Can you restate the records below word for word?
***
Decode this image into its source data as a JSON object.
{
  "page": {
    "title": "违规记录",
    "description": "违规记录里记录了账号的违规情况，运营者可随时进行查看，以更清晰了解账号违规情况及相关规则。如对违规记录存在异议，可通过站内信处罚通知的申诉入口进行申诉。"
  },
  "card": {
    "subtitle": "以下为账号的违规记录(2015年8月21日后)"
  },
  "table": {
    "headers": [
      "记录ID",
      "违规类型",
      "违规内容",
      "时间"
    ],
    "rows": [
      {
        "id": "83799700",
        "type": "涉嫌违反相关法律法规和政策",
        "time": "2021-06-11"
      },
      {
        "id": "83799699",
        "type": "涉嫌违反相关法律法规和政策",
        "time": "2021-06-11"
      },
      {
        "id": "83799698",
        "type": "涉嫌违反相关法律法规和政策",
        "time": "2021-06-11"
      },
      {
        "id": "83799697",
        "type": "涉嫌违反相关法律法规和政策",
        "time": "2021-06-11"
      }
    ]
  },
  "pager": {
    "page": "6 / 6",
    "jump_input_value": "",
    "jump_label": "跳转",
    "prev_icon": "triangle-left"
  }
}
***
» RESULT:
Decode this image into its source data as a JSON object.
{
  "page": {
    "title": "违规记录",
    "description": "违规记录里记录了账号的违规情况，运营者可随时进行查看，以更清晰了解账号违规情况及相关规则。如对违规记录存在异议，可通过站内信处罚通知的申诉入口进行申诉。"
  },
  "card": {
    "subtitle": "以下为账号的违规记录(2015年8月21日后)"
  },
  "table": {
    "headers": [
      "记录ID",
      "违规类型",
      "违规内容",
      "时间"
    ],
    "rows": [
      {
        "id": "83799700",
        "type": "涉嫌违反相关法律法规和政策",
        "time": "2021-06-11"
      },
      {
        "id": "83799699",
        "type": "涉嫌违反相关法律法规和政策",
        "time": "2021-06-11"
      },
      {
        "id": "83799698",
        "type": "涉嫌违反相关法律法规和政策",
        "time": "2021-06-11"
      },
      {
        "id": "83799697",
        "type": "涉嫌违反相关法律法规和政策",
        "time": "2021-06-11"
      }
    ]
  },
  "pager": {
    "page": "6 / 6",
    "jump_input_value": "",
    "jump_label": "跳转",
    "prev_icon": "triangle-left"
  }
}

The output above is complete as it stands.